> [Qué vas a hacer]:
#1 Di si cada frase coincide con el artículo sobre el origen de los detenidos y responde sí o no, copiando entre comillas las palabras del artículo que lo deciden. (a) El artículo compara a los delincuentes con el vino, el aceite o el embutido. (b) Según el artículo, entre españoles la cosa se arregla con unas copas de vino. (c) Según el artículo, a un atacante musulmán se le puede invitar a comer jamón.
#2 Sigue escribiendo el artículo sobre el origen de los detenidos a partir de su última frase.
━━━ Texto original ━━━
El hecho de que la Ertzaintza y ahora los Mossos publiquen el “origen” de los detenidos en sus estadísticas es sin duda un gran paso adelante contra la delincuencia. Los delincuentes son como el vino, el aceite o el embutido, y no es lo mismo un asesino de Jabugo o Rioja con denominación de origen protegida que un asesino de marca blanca que encuentras en cualquier supermercado. Hay que distinguir entre delincuentes y delincuentes, para notar la diferencia entre una casa asaltada por un extranjero y otra asaltada por un vasco de ocho apellidos. Uno no te priva de la misma manera que el otro: el extranjero tiene la marca de Caín en la sangre, mientras que el español, sobre todo si es católico, tendrá sus razones. ¿Quién no está dispuesto a perdonar a un compatriota? Entre los españoles la cosa se arregla con unas copas de coñac en la barra y tantos amigos. Pero si el atacante es extranjero no hay nada que hacer. Por ejemplo, si es musulmán no puedes invitarle a comer jamón y por tanto nadie se reconciliará.
━━━ Datos para revisar ━━━
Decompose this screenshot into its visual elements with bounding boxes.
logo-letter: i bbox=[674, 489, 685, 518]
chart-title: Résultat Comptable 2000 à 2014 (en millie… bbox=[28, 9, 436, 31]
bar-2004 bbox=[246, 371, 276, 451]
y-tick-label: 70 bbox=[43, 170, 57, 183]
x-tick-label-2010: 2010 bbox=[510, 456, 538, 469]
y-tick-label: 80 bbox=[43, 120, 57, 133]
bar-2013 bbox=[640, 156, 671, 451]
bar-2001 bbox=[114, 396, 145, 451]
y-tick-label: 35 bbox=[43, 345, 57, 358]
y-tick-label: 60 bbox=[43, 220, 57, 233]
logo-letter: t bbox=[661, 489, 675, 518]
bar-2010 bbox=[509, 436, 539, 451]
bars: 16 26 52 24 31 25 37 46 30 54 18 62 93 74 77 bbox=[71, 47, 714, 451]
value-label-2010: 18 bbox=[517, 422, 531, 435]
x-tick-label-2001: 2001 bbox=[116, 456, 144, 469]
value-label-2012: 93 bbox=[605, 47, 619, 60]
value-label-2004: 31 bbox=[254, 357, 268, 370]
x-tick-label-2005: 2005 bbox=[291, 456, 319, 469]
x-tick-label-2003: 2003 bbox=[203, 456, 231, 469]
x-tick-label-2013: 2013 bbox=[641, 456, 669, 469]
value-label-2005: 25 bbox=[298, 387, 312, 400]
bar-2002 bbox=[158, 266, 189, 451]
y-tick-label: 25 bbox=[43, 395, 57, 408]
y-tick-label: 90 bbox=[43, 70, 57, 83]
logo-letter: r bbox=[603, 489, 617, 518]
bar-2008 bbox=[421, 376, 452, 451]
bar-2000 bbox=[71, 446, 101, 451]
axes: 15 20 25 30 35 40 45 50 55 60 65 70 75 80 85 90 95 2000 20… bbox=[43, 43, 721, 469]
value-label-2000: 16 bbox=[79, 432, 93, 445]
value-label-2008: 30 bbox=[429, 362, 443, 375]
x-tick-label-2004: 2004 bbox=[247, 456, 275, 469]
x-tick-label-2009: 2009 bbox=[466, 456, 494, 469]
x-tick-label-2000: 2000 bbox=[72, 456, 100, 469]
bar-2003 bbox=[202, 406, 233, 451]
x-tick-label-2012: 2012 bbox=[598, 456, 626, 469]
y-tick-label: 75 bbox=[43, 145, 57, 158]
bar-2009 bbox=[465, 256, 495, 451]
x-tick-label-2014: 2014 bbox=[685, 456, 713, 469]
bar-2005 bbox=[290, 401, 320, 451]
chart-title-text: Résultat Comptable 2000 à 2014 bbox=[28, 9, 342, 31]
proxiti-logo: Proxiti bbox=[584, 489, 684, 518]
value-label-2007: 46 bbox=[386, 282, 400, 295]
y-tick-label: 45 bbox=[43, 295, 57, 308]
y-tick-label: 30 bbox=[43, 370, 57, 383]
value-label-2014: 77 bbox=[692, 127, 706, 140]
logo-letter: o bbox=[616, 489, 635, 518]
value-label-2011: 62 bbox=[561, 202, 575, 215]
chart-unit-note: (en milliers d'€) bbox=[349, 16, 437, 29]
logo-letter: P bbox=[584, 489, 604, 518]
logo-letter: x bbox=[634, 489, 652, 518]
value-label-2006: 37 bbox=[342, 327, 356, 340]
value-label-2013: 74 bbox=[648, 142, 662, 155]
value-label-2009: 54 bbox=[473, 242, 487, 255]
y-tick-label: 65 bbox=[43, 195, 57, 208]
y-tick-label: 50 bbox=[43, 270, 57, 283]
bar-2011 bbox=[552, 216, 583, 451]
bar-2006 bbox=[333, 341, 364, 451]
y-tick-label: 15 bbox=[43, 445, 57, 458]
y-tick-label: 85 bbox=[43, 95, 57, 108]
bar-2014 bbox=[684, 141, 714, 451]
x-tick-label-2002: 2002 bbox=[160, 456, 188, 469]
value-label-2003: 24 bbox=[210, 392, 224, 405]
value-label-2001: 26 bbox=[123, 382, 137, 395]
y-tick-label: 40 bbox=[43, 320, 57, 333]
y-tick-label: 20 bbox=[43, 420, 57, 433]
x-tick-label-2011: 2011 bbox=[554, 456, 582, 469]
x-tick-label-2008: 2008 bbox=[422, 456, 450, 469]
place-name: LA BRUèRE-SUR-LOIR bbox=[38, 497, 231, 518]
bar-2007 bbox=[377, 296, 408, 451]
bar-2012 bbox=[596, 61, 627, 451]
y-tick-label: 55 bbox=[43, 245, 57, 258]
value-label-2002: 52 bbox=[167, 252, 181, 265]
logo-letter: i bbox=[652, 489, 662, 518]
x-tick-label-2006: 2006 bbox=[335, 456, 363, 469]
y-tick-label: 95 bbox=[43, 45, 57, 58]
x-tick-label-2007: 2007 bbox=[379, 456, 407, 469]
━━━
> [Resultados del ejercicio]:
#1
(a) Sí: «Los delincuentes son como el vino, el aceite o el embutido».
(b) No: «Entre los españoles la cosa se arregla con unas copas de coñac en la barra y tantos amigos».
(c) No: «si es musulmán no puedes invitarle a comer jamón».

#2
La reforma estadística marcará un antes y un después en la historia criminal de España. Si concilian bien los datos acabarán demostrando lo que quieren Vox y Aliança Catalana: que los españoles no roben, maten ni violen. El crimen no encaja con nuestro carácter nacional. La delincuencia es un vicio importado, como la Coca-Cola o Halloween, y si algún español se mete alguna vez en sus redes será por influencias extranjeras, porque todo se pega, sobre todo el mal.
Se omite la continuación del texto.